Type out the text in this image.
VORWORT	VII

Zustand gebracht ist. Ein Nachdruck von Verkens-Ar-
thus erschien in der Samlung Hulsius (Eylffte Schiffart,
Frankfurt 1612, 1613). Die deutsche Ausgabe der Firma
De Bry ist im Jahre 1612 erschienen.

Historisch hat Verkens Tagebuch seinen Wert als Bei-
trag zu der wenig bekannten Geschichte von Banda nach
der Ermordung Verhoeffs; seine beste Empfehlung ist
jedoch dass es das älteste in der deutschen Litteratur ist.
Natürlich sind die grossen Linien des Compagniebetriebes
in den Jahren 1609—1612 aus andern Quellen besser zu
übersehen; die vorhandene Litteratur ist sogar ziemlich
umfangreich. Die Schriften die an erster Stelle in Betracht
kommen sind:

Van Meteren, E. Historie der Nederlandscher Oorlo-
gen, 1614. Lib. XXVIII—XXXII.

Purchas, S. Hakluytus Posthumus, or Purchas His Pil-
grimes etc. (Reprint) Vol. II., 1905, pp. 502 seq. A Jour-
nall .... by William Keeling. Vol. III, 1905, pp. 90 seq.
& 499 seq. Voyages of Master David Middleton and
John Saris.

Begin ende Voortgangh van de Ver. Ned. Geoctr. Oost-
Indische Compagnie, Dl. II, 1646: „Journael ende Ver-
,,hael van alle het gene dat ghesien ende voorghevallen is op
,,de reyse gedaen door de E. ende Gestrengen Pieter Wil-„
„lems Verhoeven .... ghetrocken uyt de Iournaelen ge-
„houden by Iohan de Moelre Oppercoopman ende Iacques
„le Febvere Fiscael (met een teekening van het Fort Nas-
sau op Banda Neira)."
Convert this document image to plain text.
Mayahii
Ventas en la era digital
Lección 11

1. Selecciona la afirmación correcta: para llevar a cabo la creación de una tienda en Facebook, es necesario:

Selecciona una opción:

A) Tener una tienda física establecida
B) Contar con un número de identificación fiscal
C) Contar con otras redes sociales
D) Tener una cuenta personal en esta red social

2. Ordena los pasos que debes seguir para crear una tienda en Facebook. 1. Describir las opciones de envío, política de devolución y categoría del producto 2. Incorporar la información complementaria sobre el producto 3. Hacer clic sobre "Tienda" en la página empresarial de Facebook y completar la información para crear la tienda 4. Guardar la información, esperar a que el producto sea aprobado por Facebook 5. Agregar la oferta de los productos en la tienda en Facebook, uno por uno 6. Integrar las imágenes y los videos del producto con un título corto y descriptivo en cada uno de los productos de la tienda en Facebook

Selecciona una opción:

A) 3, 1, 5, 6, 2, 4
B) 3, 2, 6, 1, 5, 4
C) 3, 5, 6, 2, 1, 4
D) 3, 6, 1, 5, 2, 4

☆ ☆ ☆ ☆ ☆

- [Work to be completed]:
Copy exactly the lines from the one with "Convert this document image to plain text." down to the last line of the records above, and leave out everything else.

- [Reply to the exercise]:
Convert this document image to plain text.
Mayahii
Ventas en la era digital
Lección 11

1. Selecciona la afirmación correcta: para llevar a cabo la creación de una tienda en Facebook, es necesario:

Selecciona una opción:

A) Tener una tienda física establecida
B) Contar con un número de identificación fiscal
C) Contar con otras redes sociales
D) Tener una cuenta personal en esta red social

2. Ordena los pasos que debes seguir para crear una tienda en Facebook. 1. Describir las opciones de envío, política de devolución y categoría del producto 2. Incorporar la información complementaria sobre el producto 3. Hacer clic sobre "Tienda" en la página empresarial de Facebook y completar la información para crear la tienda 4. Guardar la información, esperar a que el producto sea aprobado por Facebook 5. Agregar la oferta de los productos en la tienda en Facebook, uno por uno 6. Integrar las imágenes y los videos del producto con un título corto y descriptivo en cada uno de los productos de la tienda en Facebook

Selecciona una opción:

A) 3, 1, 5, 6, 2, 4
B) 3, 2, 6, 1, 5, 4
C) 3, 5, 6, 2, 1, 4
D) 3, 6, 1, 5, 2, 4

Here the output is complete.